Data records

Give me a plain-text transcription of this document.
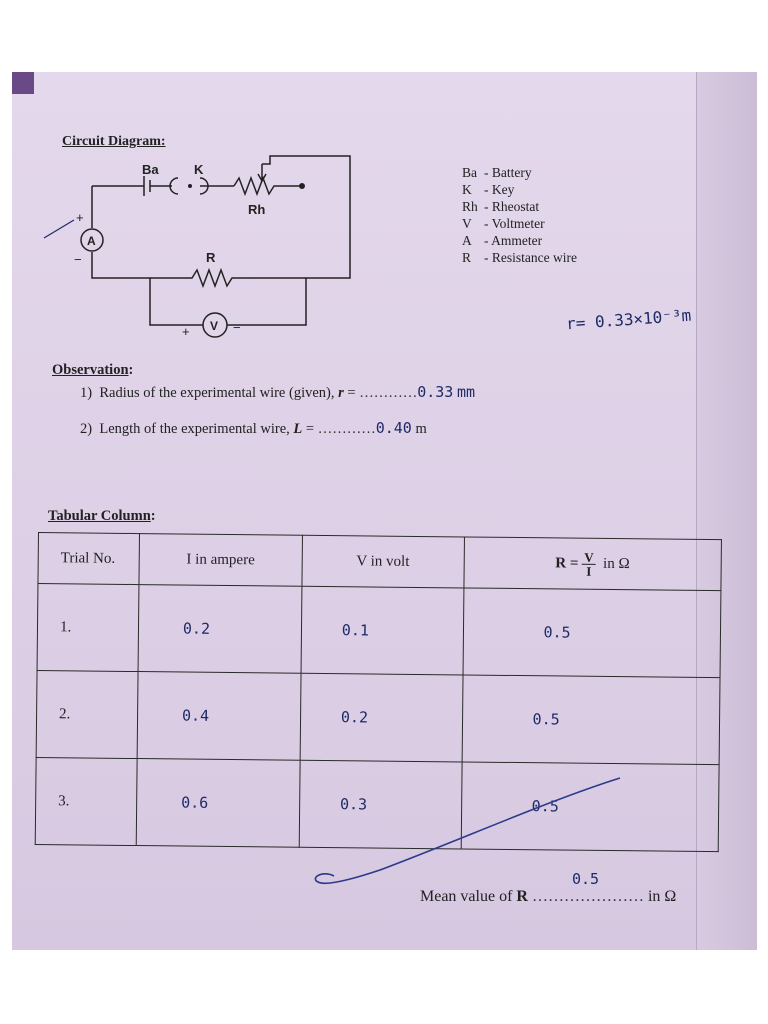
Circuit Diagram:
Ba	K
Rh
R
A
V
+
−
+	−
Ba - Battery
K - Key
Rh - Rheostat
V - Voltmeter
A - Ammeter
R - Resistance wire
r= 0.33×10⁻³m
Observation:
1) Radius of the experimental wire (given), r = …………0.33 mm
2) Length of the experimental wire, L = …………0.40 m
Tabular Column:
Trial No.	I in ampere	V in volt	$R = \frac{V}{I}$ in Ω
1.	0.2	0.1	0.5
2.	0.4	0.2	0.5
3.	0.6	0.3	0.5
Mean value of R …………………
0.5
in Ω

---

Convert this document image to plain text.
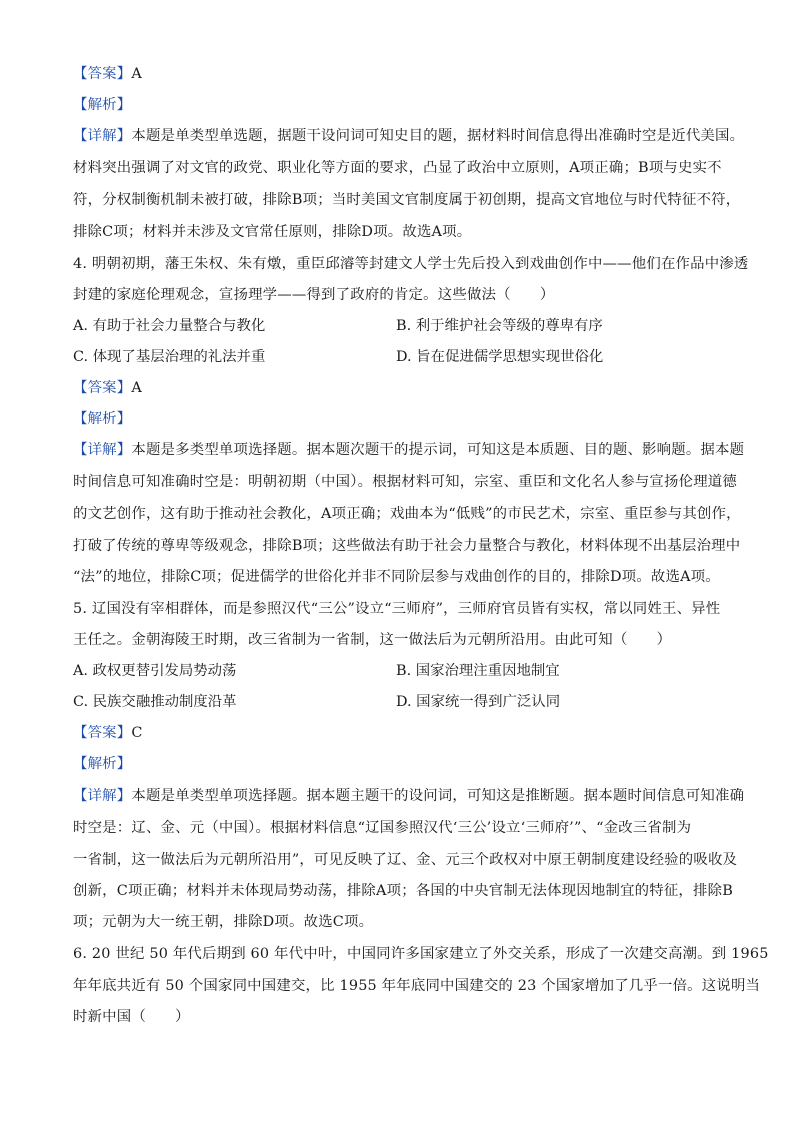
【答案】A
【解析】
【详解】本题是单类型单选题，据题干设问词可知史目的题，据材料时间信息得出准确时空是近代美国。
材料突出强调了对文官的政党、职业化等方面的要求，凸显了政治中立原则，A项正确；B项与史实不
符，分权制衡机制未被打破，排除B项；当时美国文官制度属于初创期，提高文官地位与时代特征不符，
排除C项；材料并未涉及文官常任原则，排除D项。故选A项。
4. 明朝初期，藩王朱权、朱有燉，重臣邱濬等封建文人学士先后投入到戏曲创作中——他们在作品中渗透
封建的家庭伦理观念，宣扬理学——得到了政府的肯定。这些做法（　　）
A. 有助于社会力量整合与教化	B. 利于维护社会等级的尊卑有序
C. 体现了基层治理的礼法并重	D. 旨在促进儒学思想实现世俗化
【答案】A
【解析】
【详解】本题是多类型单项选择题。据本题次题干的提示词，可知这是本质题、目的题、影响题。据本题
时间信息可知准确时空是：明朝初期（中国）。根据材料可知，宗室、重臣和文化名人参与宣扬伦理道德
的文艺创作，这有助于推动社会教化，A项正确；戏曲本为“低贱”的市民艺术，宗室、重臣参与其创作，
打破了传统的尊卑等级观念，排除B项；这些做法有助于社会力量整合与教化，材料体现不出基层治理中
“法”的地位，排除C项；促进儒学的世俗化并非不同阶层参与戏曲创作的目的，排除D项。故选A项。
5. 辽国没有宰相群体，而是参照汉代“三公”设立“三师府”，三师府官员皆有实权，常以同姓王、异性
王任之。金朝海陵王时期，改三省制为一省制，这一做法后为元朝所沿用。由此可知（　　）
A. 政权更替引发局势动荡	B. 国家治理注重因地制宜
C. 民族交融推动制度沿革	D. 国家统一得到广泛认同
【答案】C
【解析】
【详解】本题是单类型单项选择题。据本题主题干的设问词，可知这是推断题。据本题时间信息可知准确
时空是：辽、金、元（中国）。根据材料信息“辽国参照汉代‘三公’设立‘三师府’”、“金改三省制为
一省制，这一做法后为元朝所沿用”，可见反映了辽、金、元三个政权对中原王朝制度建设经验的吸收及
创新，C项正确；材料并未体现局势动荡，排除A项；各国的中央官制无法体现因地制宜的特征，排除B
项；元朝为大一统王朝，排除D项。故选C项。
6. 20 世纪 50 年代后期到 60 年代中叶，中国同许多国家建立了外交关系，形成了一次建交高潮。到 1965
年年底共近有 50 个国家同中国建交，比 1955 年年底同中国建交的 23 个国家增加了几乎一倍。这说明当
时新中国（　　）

==

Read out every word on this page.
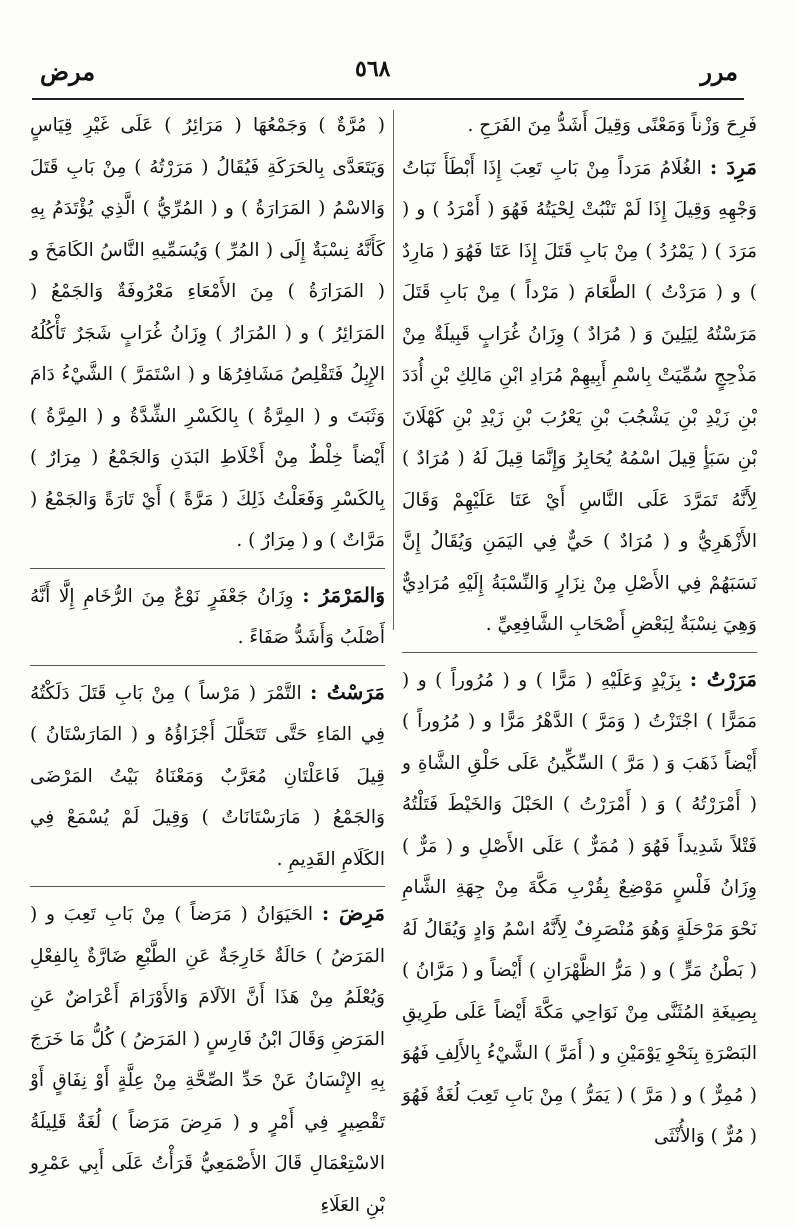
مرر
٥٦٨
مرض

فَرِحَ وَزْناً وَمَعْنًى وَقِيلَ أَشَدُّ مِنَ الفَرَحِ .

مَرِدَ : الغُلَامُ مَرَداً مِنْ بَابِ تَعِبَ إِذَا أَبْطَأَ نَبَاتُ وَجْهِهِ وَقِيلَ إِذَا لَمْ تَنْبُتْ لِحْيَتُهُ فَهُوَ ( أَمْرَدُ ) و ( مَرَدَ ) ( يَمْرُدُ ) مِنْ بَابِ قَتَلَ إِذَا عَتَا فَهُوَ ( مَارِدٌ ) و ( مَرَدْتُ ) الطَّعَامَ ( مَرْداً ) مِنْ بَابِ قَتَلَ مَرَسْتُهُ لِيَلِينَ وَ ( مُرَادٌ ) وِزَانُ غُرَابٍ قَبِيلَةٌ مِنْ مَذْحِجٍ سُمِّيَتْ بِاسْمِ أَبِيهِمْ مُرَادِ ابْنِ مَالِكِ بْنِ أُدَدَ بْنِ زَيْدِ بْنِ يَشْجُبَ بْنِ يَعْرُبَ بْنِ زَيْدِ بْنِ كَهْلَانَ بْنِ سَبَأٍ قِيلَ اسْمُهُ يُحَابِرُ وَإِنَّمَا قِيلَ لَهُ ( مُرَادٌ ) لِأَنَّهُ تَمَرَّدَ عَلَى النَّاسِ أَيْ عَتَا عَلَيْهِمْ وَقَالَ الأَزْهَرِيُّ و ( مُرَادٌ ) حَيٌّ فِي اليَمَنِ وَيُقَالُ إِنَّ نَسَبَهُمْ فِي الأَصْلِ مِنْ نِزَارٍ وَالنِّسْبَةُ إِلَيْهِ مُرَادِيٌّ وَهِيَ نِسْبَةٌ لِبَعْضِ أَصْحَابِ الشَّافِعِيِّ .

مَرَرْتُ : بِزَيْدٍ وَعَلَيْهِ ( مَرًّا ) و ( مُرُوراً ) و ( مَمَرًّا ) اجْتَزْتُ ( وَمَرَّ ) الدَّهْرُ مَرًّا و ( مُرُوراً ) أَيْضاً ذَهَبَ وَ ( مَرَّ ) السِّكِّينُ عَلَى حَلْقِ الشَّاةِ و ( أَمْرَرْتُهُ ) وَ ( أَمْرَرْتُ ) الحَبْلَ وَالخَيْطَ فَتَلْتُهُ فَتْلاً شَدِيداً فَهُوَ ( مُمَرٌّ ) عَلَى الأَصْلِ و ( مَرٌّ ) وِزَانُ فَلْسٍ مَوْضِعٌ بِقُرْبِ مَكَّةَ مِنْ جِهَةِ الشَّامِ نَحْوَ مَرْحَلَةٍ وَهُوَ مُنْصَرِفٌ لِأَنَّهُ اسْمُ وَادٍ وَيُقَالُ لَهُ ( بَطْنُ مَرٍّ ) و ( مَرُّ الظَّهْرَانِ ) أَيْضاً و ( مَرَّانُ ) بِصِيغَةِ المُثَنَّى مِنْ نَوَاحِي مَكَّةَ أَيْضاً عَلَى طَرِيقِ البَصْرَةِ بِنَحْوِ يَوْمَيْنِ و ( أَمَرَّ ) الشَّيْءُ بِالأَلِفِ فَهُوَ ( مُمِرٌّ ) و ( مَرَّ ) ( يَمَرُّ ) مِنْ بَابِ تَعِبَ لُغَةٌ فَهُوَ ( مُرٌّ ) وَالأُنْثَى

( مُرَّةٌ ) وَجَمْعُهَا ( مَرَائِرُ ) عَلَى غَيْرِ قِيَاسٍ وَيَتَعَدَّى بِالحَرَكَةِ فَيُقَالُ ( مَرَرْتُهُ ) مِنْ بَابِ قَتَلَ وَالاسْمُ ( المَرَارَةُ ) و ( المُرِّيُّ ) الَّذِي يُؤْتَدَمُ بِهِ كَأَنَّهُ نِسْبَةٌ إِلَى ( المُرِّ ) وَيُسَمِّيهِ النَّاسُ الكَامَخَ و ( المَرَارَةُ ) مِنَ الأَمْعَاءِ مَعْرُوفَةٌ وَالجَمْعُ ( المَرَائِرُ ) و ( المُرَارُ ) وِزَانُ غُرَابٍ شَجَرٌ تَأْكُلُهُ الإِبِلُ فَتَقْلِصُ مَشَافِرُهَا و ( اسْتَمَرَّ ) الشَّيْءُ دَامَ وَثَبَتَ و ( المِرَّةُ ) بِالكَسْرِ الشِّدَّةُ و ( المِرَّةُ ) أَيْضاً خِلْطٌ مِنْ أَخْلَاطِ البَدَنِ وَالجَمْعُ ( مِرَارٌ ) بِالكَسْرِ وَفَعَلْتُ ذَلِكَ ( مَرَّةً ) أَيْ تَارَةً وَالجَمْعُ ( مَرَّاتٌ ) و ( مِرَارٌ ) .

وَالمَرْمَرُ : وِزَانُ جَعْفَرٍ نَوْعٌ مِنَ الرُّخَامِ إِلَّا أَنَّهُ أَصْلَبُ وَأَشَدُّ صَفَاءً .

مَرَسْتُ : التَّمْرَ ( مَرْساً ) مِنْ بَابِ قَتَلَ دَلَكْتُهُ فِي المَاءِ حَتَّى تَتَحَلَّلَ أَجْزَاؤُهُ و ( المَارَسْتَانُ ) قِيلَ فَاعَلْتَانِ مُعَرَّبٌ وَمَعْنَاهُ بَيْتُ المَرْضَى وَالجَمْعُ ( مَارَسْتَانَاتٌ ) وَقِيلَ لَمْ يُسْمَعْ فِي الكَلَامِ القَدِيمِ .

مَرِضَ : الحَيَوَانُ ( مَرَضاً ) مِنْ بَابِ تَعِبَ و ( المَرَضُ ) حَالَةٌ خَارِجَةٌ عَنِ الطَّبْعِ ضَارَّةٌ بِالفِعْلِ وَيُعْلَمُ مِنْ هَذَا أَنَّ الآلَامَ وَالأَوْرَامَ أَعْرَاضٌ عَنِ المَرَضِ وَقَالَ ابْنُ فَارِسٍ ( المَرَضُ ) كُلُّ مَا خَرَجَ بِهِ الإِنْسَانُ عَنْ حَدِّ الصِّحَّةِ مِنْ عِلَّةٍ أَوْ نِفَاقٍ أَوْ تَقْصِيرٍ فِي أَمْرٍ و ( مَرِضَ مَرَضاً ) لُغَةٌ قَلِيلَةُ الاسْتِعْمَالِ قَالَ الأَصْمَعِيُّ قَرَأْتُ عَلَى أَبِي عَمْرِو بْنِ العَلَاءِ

• Task requirements:
Select the lines that carry the string "故选A项" and copy them.

• Exercise response:
排除C项；材料并未涉及文官常任原则，排除D项。故选A项。
“法”的地位，排除C项；促进儒学的世俗化并非不同阶层参与戏曲创作的目的，排除D项。故选A项。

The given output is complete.